--- BEGIN ---
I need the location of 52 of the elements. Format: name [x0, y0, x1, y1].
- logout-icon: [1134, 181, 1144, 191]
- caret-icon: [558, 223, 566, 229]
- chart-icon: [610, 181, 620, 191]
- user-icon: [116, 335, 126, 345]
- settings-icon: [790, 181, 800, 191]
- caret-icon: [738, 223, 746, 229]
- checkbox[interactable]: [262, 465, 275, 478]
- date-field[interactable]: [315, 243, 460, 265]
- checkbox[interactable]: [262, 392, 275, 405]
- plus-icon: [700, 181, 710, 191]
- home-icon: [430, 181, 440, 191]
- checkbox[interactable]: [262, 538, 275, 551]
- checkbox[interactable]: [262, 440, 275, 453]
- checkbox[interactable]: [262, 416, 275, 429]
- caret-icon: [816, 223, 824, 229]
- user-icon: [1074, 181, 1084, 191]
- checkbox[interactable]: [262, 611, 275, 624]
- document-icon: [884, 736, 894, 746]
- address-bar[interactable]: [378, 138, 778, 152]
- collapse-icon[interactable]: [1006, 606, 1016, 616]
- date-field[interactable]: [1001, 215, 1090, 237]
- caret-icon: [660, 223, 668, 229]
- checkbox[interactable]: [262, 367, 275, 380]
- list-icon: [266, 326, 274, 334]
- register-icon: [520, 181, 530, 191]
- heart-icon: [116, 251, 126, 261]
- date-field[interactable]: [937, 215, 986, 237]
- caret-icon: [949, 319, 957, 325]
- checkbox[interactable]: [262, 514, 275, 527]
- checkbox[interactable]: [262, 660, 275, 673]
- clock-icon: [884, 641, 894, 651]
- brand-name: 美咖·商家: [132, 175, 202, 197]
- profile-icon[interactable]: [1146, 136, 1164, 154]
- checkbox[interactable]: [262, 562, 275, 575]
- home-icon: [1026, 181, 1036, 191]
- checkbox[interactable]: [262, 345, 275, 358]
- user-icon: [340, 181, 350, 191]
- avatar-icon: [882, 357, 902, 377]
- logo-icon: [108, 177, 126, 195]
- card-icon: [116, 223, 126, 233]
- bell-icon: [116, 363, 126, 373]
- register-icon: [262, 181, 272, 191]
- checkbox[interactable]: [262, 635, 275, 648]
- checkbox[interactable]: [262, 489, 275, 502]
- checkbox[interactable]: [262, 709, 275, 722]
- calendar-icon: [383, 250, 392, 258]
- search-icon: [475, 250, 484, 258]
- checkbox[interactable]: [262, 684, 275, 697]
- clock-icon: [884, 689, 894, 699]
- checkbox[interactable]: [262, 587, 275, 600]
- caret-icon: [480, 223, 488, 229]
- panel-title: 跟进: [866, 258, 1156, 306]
--- END ---
--- BEGIN ---
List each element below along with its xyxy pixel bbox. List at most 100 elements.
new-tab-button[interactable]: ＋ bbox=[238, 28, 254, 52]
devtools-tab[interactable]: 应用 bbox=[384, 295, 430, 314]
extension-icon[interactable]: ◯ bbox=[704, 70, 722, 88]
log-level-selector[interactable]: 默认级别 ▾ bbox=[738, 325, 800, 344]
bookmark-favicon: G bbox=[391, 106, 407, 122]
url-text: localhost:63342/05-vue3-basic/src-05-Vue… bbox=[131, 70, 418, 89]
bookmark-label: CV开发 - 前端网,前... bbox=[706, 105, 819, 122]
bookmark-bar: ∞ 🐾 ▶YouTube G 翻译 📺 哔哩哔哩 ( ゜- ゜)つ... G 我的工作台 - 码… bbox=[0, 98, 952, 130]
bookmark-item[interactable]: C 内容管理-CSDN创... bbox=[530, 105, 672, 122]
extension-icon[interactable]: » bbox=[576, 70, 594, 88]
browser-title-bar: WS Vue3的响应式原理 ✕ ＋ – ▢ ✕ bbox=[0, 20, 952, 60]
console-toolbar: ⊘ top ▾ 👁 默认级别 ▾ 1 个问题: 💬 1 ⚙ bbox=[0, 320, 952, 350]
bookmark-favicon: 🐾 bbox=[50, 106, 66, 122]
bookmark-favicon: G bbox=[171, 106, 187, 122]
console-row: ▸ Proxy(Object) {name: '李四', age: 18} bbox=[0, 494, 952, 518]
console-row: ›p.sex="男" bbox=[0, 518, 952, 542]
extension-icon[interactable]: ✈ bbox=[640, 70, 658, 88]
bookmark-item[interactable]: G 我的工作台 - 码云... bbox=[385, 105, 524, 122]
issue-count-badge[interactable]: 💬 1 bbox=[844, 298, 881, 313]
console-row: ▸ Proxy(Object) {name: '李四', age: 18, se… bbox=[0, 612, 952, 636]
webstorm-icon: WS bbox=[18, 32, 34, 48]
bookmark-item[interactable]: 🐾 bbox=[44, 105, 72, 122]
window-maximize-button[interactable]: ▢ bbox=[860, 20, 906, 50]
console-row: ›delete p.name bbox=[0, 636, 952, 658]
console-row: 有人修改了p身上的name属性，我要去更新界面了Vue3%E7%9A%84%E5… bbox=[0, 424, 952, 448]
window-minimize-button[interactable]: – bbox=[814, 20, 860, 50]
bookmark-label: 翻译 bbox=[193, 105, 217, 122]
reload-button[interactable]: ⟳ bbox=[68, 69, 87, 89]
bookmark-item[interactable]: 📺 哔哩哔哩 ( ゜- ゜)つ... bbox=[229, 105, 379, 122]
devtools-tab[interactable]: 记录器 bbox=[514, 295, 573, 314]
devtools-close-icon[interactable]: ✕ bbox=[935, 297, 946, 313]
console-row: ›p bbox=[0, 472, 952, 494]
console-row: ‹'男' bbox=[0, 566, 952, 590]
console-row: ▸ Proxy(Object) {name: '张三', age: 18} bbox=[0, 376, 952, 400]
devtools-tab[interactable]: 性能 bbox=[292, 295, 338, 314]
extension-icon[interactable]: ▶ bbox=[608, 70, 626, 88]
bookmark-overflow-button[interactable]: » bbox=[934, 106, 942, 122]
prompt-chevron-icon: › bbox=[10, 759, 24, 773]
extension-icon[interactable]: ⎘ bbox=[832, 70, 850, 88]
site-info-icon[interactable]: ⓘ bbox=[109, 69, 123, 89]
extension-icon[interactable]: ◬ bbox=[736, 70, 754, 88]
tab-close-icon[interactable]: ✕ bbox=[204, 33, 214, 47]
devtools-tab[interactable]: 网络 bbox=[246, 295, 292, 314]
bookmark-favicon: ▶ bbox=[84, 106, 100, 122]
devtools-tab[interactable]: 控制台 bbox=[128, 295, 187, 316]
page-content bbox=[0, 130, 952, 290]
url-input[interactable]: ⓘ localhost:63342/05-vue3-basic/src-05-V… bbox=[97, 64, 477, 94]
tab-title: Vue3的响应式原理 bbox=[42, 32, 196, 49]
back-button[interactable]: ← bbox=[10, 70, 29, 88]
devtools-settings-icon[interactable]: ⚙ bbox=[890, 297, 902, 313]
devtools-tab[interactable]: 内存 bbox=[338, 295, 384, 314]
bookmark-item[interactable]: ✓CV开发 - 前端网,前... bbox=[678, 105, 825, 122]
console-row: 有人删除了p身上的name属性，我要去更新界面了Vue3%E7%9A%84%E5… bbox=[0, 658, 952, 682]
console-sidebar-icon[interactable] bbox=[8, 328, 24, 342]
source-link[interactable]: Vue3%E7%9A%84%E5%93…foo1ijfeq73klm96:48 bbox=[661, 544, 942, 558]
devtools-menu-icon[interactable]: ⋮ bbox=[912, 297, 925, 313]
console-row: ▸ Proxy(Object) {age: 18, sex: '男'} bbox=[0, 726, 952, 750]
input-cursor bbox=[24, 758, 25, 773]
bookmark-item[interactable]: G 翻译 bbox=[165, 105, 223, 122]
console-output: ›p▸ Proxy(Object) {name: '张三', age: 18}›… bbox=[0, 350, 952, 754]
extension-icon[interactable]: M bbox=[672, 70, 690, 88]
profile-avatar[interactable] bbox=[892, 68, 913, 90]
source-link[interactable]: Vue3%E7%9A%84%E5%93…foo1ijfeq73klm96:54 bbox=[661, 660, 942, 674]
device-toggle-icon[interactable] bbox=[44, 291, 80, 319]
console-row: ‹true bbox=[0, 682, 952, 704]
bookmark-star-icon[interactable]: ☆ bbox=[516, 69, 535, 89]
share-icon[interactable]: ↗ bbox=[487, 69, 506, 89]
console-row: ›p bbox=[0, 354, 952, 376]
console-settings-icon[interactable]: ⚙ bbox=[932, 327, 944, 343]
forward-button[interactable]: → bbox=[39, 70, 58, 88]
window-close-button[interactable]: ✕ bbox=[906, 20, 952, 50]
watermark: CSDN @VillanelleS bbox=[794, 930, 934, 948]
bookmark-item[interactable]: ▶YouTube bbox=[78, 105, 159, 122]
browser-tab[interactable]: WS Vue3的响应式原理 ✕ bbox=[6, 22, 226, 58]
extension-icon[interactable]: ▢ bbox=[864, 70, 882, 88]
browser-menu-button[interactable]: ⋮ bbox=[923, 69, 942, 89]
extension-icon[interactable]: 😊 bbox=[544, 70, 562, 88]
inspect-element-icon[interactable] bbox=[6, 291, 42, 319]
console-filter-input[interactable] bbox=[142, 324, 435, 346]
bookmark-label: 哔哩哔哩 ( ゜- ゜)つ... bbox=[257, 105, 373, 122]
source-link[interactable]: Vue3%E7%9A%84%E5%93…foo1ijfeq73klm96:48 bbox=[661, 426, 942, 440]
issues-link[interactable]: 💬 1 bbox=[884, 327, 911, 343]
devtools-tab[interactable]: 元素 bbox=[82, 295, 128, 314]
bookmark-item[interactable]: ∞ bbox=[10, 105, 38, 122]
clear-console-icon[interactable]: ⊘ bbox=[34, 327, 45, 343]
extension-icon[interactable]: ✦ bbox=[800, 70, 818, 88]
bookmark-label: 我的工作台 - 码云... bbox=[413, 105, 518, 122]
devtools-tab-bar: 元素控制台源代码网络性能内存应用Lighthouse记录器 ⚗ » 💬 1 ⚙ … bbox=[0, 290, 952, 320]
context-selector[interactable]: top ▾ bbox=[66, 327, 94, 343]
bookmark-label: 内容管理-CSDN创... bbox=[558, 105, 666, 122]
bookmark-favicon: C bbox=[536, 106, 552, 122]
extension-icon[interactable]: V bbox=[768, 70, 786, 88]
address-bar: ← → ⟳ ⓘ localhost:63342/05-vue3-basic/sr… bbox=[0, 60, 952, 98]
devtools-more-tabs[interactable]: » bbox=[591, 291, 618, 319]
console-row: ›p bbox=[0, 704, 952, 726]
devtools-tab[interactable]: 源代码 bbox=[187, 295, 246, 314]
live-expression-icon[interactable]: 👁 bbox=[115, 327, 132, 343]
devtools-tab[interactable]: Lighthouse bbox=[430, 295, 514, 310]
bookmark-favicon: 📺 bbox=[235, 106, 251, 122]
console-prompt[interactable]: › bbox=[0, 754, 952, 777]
--- END ---
### What you will do
Return the lines of the listing from the line containing "I need the location" through the line containing "- checkbox[interactable]: [262, 635, 275, 648]", inclusive, copying each one exactly.

### Answer to the task
I need the location of 52 of the elements. Format: name [x0, y0, x1, y1].
- logout-icon: [1134, 181, 1144, 191]
- caret-icon: [558, 223, 566, 229]
- chart-icon: [610, 181, 620, 191]
- user-icon: [116, 335, 126, 345]
- settings-icon: [790, 181, 800, 191]
- caret-icon: [738, 223, 746, 229]
- checkbox[interactable]: [262, 465, 275, 478]
- date-field[interactable]: [315, 243, 460, 265]
- checkbox[interactable]: [262, 392, 275, 405]
- plus-icon: [700, 181, 710, 191]
- home-icon: [430, 181, 440, 191]
- checkbox[interactable]: [262, 538, 275, 551]
- checkbox[interactable]: [262, 440, 275, 453]
- checkbox[interactable]: [262, 416, 275, 429]
- caret-icon: [816, 223, 824, 229]
- user-icon: [1074, 181, 1084, 191]
- checkbox[interactable]: [262, 611, 275, 624]
- document-icon: [884, 736, 894, 746]
- address-bar[interactable]: [378, 138, 778, 152]
- collapse-icon[interactable]: [1006, 606, 1016, 616]
- date-field[interactable]: [1001, 215, 1090, 237]
- caret-icon: [660, 223, 668, 229]
- checkbox[interactable]: [262, 367, 275, 380]
- list-icon: [266, 326, 274, 334]
- register-icon: [520, 181, 530, 191]
- heart-icon: [116, 251, 126, 261]
- date-field[interactable]: [937, 215, 986, 237]
- caret-icon: [949, 319, 957, 325]
- checkbox[interactable]: [262, 514, 275, 527]
- checkbox[interactable]: [262, 660, 275, 673]
- clock-icon: [884, 641, 894, 651]
- brand-name: 美咖·商家: [132, 175, 202, 197]
- profile-icon[interactable]: [1146, 136, 1164, 154]
- checkbox[interactable]: [262, 562, 275, 575]
- home-icon: [1026, 181, 1036, 191]
- checkbox[interactable]: [262, 345, 275, 358]
- user-icon: [340, 181, 350, 191]
- avatar-icon: [882, 357, 902, 377]
- logo-icon: [108, 177, 126, 195]
- card-icon: [116, 223, 126, 233]
- bell-icon: [116, 363, 126, 373]
- register-icon: [262, 181, 272, 191]
- checkbox[interactable]: [262, 635, 275, 648]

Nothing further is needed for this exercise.